--- Data excerpts ---

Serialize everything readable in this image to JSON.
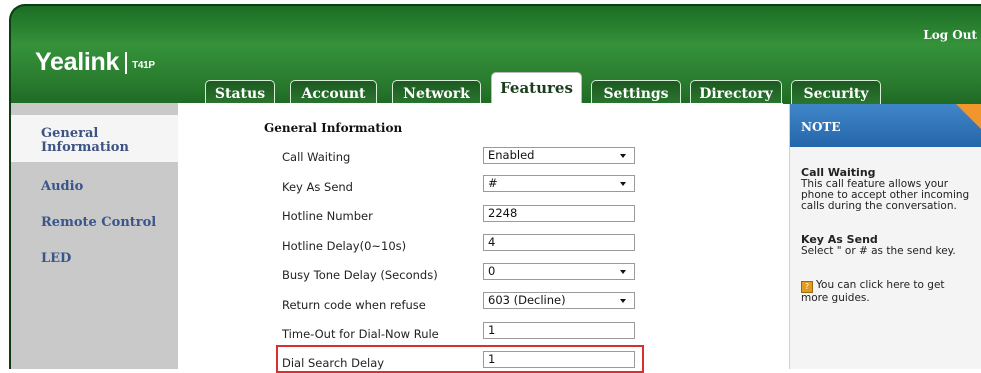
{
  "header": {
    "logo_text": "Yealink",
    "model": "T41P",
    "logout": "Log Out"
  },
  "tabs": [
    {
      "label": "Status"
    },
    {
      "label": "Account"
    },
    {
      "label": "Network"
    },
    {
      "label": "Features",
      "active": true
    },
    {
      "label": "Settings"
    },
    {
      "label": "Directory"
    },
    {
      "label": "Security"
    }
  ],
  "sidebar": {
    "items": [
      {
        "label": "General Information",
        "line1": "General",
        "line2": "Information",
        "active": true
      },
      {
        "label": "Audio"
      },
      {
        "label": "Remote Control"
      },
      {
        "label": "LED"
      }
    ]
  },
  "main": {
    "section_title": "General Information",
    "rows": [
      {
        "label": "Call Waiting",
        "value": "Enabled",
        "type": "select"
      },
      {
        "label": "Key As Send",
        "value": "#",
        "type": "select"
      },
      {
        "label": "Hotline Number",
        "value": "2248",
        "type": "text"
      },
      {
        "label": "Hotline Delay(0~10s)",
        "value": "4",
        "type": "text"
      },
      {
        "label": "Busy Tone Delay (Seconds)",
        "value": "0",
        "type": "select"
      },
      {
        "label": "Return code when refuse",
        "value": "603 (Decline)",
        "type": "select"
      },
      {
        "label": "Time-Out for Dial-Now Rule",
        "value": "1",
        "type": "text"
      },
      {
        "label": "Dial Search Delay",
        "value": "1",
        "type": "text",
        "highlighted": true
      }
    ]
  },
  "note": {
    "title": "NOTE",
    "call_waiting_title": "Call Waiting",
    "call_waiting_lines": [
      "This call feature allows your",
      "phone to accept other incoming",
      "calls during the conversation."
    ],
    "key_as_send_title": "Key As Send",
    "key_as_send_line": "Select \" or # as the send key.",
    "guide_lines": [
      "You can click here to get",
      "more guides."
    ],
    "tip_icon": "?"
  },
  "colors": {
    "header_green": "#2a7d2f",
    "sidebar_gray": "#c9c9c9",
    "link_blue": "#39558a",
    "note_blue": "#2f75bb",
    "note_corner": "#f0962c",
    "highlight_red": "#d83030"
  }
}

---

### Do this
Pull out and copy each line containing the string "Hotline".

### The answer
        "label": "Hotline Number",
        "label": "Hotline Delay(0~10s)",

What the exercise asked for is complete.